• _Texto_:
___

Mas continuando o raciocínio, há uns que ninguém quer porque são mal remunerados.Entendem que não lhes vale a pena.

Mas estamos a falar de que tipo de cirurgias?A atividade de cirurgia coronária paga menos que a cirurgia valvular. Logo, como as pessoas se inscrevem voluntariamente, podem não estar interessadas na cirurgia coronária. O que isso implica? Implica do diretor do serviço, uma atividade permanente censora sob a administração da lista do SIGIC, para não prejudicar a lista convencional e para não prejudicar os doentes. Depois há o aspecto da codificação, como é que os casos são classificados e pode haver engenharia de codificação.

Como assim?Se eu além da cirurgia coronária colocar mais isto e colocar mais aquilo, posso fabricar um código maior.

Mas isso é o cirurgião que faz depois da operação?O cirurgião não deve fazer isso.

Mas pode fazer?Se for simultaneamente o codificador.

Não é sempre o cirurgião que é o codificador?Não necessariamente, porque a codificação é feita normalmente por pessoas extras que olham para a complexidade do doente e para o que foi feito. Lá está, aí está em conflito potencial de interesse. Se eu como cirurgião que vou receber face à codificação do que vou fazer, qual é a minha tendência?

É pôr mais…São tendências humanas. A barreira entre a honestidade e a desonestidade é muito marcada, mas há uma zona de limbo, para administração de interesses. É preciso perceber isso. Os sistemas fortemente regulados favorecem a honestidade. Se a pessoas tem regras, têm que ser honesta à força.

___

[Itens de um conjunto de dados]
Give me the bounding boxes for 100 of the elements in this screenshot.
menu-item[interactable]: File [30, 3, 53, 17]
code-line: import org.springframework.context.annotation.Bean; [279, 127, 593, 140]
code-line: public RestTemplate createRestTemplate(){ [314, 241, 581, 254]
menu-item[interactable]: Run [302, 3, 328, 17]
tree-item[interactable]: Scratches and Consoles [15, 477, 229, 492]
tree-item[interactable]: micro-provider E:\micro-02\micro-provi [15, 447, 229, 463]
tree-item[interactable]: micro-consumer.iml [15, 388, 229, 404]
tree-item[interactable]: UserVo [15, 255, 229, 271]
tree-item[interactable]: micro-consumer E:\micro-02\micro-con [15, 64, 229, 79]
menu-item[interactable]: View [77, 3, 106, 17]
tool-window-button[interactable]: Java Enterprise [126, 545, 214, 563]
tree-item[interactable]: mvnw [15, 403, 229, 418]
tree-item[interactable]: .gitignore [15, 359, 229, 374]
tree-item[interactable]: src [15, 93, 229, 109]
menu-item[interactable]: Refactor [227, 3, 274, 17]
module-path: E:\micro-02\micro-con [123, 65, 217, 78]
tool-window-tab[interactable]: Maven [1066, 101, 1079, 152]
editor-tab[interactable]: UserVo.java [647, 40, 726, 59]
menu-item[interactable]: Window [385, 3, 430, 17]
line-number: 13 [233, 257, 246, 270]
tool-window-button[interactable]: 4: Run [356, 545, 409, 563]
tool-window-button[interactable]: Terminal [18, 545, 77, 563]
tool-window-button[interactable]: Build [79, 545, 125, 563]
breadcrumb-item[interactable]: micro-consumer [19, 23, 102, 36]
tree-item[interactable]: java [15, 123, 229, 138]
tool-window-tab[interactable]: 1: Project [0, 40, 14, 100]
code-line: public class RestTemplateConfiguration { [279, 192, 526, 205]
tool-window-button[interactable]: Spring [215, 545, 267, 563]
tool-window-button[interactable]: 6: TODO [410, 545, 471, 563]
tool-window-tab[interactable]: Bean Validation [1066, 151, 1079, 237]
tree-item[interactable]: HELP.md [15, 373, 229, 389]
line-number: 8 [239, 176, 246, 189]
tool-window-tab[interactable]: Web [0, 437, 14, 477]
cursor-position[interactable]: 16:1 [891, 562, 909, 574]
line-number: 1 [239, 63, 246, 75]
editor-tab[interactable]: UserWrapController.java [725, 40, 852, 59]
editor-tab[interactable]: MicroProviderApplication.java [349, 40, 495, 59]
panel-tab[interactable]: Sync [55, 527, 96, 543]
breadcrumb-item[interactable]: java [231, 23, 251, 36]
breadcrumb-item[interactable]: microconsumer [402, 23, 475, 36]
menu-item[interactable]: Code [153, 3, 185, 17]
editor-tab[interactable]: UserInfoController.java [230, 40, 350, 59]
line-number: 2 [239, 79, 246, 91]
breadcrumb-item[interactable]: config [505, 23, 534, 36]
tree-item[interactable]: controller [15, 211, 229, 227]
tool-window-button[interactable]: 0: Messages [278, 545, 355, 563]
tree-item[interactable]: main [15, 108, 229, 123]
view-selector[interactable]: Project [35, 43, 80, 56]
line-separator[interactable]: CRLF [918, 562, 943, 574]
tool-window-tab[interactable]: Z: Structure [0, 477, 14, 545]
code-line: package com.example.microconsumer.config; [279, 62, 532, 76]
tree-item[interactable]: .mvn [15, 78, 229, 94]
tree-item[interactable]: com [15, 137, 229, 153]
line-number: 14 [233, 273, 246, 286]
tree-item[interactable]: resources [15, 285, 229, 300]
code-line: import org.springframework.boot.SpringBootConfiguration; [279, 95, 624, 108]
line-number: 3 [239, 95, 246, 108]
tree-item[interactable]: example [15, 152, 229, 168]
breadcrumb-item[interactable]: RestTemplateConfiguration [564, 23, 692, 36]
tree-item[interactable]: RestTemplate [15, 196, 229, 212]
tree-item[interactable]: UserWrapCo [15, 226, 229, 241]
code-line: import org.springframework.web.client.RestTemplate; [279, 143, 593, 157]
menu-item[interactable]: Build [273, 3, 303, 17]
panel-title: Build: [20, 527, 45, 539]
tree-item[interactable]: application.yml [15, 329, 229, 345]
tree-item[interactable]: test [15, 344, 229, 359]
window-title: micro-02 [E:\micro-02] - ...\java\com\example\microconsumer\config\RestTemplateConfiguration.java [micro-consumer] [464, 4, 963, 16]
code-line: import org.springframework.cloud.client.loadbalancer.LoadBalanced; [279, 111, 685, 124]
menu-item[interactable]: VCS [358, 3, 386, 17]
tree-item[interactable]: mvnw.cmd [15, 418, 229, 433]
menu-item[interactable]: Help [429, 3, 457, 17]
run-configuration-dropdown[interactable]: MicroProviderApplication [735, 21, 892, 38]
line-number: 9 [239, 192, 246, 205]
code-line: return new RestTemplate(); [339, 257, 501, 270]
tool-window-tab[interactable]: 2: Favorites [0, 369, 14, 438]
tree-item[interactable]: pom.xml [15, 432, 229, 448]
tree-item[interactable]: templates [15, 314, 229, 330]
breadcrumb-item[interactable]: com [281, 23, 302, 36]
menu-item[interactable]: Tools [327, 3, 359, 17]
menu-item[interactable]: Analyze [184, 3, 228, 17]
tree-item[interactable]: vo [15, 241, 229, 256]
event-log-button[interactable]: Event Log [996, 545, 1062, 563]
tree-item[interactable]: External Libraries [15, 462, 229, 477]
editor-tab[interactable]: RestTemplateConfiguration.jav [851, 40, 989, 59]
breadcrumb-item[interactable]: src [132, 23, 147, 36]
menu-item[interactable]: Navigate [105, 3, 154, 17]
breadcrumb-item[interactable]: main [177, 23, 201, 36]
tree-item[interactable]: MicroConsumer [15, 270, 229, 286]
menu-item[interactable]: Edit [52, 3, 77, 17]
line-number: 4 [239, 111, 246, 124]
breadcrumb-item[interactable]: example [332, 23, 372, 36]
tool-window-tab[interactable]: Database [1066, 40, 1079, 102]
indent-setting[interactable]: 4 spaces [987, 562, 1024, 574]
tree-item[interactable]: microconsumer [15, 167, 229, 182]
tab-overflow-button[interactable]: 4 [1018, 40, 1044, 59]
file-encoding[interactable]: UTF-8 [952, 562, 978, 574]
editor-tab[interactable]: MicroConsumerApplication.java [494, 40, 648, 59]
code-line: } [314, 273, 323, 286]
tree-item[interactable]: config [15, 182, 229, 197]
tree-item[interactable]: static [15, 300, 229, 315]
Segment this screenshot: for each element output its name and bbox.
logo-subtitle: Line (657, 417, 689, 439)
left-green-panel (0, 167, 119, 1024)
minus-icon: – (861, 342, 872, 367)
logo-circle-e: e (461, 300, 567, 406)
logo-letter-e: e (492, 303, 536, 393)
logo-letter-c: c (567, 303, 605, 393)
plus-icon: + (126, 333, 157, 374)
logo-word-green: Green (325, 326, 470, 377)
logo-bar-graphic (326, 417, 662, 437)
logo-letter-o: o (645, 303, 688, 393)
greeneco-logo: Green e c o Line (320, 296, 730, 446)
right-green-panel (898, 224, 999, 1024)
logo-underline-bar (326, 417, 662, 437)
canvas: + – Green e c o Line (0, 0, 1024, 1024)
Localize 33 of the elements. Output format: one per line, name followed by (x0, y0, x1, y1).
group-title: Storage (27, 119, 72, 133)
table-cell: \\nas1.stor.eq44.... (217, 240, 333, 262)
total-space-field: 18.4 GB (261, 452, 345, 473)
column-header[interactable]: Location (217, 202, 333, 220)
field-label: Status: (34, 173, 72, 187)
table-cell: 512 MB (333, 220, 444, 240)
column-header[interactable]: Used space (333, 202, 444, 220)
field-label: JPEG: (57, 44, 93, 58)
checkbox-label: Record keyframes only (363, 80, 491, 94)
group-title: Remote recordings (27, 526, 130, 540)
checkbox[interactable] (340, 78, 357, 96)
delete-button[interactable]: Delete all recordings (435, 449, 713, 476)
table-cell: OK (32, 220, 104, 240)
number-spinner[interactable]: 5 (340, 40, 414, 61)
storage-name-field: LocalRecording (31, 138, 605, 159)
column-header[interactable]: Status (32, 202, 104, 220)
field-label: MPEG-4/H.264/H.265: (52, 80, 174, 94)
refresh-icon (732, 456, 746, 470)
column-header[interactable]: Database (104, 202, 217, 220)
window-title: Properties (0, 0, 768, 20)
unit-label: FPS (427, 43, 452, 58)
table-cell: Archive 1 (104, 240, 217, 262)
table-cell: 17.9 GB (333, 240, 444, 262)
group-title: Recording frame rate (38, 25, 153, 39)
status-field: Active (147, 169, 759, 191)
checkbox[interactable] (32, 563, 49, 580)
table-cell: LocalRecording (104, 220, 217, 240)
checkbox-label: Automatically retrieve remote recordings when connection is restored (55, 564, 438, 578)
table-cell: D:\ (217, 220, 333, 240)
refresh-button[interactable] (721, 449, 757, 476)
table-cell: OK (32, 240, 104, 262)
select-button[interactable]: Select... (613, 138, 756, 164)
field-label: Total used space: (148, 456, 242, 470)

___

• _Tarefas e exercícios_:
#1 Indique, por favor, se cada afirmação concorda com o texto, respondendo sim ou não e citando as palavras do texto que o decidem: (a) A cirurgia coronária paga mais do que a cirurgia valvular. (b) A codificação é sempre feita pelo cirurgião. (c) Os sistemas fortemente regulados favorecem a honestidade.
#2 Transcreva todas as frases do texto que terminam em ponto de interrogação, pela ordem em que surgem.

• _Respostas às tarefas_:
#1
(a) Não: "A atividade de cirurgia coronária paga menos que a cirurgia valvular."
(b) Não: "Não necessariamente, porque a codificação é feita normalmente por pessoas extras que olham para a complexidade do doente e para o que foi feito."
(c) Sim: "Os sistemas fortemente regulados favorecem a honestidade."

#2
1. Mas estamos a falar de que tipo de cirurgias?
2. O que isso implica?
3. Como assim?
4. Mas isso é o cirurgião que faz depois da operação?
5. Mas pode fazer?
6. Não é sempre o cirurgião que é o codificador?
7. Se eu como cirurgião que vou receber face à codificação do que vou fazer, qual é a minha tendência?